:: THE EXERCISE ::
Reproduce the records below exactly, leaving out any pictures.

:: GIVEN INFORMATION ::

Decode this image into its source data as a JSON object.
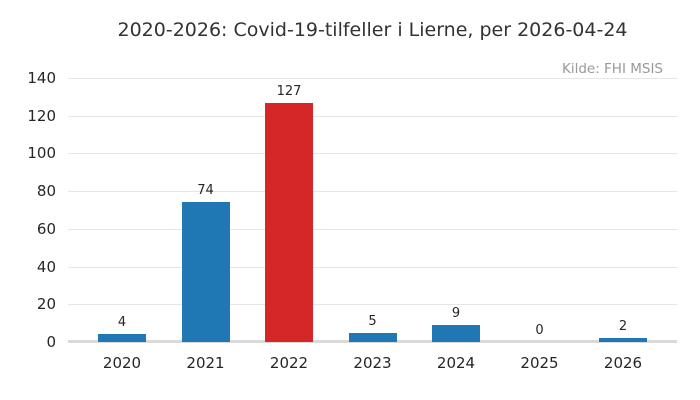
{
  "title": "2020-2026: Covid-19-tilfeller i Lierne, per 2026-04-24",
  "source_label": "Kilde: FHI MSIS",
  "colors": {
    "bar_default": "#1f77b4",
    "bar_highlight": "#d62728",
    "gridline": "#e6e6e6",
    "baseline": "#d9d9d9",
    "title_text": "#333333",
    "tick_text": "#262626",
    "source_text": "#999999",
    "background": "#ffffff"
  },
  "chart_data": {
    "type": "bar",
    "title": "2020-2026: Covid-19-tilfeller i Lierne, per 2026-04-24",
    "categories": [
      "2020",
      "2021",
      "2022",
      "2023",
      "2024",
      "2025",
      "2026"
    ],
    "values": [
      4,
      74,
      127,
      5,
      9,
      0,
      2
    ],
    "bar_colors": [
      "#1f77b4",
      "#1f77b4",
      "#d62728",
      "#1f77b4",
      "#1f77b4",
      "#1f77b4",
      "#1f77b4"
    ],
    "value_labels": [
      "4",
      "74",
      "127",
      "5",
      "9",
      "0",
      "2"
    ],
    "xlabel": "",
    "ylabel": "",
    "ylim": [
      0,
      140
    ],
    "y_ticks": [
      0,
      20,
      40,
      60,
      80,
      100,
      120,
      140
    ],
    "grid": true,
    "legend": "none",
    "annotations": [
      "Kilde: FHI MSIS"
    ]
  }
}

:: SOLUTION TO THIS TASK ::
Decode this image into its source data as a JSON object.
{
  "title": "2020-2026: Covid-19-tilfeller i Lierne, per 2026-04-24",
  "source_label": "Kilde: FHI MSIS",
  "colors": {
    "bar_default": "#1f77b4",
    "bar_highlight": "#d62728",
    "gridline": "#e6e6e6",
    "baseline": "#d9d9d9",
    "title_text": "#333333",
    "tick_text": "#262626",
    "source_text": "#999999",
    "background": "#ffffff"
  },
  "chart_data": {
    "type": "bar",
    "title": "2020-2026: Covid-19-tilfeller i Lierne, per 2026-04-24",
    "categories": [
      "2020",
      "2021",
      "2022",
      "2023",
      "2024",
      "2025",
      "2026"
    ],
    "values": [
      4,
      74,
      127,
      5,
      9,
      0,
      2
    ],
    "bar_colors": [
      "#1f77b4",
      "#1f77b4",
      "#d62728",
      "#1f77b4",
      "#1f77b4",
      "#1f77b4",
      "#1f77b4"
    ],
    "value_labels": [
      "4",
      "74",
      "127",
      "5",
      "9",
      "0",
      "2"
    ],
    "xlabel": "",
    "ylabel": "",
    "ylim": [
      0,
      140
    ],
    "y_ticks": [
      0,
      20,
      40,
      60,
      80,
      100,
      120,
      140
    ],
    "grid": true,
    "legend": "none",
    "annotations": [
      "Kilde: FHI MSIS"
    ]
  }
}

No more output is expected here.